» Requirement
Repeat, without any change, the entries presented below.

───── Data rows

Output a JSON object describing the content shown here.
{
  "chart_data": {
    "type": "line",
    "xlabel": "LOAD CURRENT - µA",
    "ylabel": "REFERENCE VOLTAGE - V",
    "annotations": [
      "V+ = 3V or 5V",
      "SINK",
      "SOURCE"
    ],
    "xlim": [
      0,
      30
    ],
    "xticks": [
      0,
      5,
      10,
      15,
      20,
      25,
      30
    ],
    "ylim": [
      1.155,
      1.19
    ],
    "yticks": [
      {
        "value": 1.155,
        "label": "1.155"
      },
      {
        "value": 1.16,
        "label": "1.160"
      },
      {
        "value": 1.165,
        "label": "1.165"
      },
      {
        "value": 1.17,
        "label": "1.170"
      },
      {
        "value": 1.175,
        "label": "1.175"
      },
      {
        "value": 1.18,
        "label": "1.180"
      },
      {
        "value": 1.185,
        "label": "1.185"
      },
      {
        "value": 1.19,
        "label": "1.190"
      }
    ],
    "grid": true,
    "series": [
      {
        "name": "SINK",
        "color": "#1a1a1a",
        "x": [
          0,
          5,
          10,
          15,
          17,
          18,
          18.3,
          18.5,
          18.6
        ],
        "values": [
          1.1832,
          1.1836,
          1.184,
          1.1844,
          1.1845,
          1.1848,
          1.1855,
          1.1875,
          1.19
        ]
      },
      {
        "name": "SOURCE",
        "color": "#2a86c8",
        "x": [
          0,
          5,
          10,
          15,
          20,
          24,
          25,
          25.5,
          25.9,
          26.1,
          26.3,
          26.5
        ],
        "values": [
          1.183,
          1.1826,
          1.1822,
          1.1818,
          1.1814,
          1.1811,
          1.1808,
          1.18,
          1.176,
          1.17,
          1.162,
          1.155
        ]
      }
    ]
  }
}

──────────

» Answer for this exercise
Output a JSON object describing the content shown here.
{
  "chart_data": {
    "type": "line",
    "xlabel": "LOAD CURRENT - µA",
    "ylabel": "REFERENCE VOLTAGE - V",
    "annotations": [
      "V+ = 3V or 5V",
      "SINK",
      "SOURCE"
    ],
    "xlim": [
      0,
      30
    ],
    "xticks": [
      0,
      5,
      10,
      15,
      20,
      25,
      30
    ],
    "ylim": [
      1.155,
      1.19
    ],
    "yticks": [
      {
        "value": 1.155,
        "label": "1.155"
      },
      {
        "value": 1.16,
        "label": "1.160"
      },
      {
        "value": 1.165,
        "label": "1.165"
      },
      {
        "value": 1.17,
        "label": "1.170"
      },
      {
        "value": 1.175,
        "label": "1.175"
      },
      {
        "value": 1.18,
        "label": "1.180"
      },
      {
        "value": 1.185,
        "label": "1.185"
      },
      {
        "value": 1.19,
        "label": "1.190"
      }
    ],
    "grid": true,
    "series": [
      {
        "name": "SINK",
        "color": "#1a1a1a",
        "x": [
          0,
          5,
          10,
          15,
          17,
          18,
          18.3,
          18.5,
          18.6
        ],
        "values": [
          1.1832,
          1.1836,
          1.184,
          1.1844,
          1.1845,
          1.1848,
          1.1855,
          1.1875,
          1.19
        ]
      },
      {
        "name": "SOURCE",
        "color": "#2a86c8",
        "x": [
          0,
          5,
          10,
          15,
          20,
          24,
          25,
          25.5,
          25.9,
          26.1,
          26.3,
          26.5
        ],
        "values": [
          1.183,
          1.1826,
          1.1822,
          1.1818,
          1.1814,
          1.1811,
          1.1808,
          1.18,
          1.176,
          1.17,
          1.162,
          1.155
        ]
      }
    ]
  }
}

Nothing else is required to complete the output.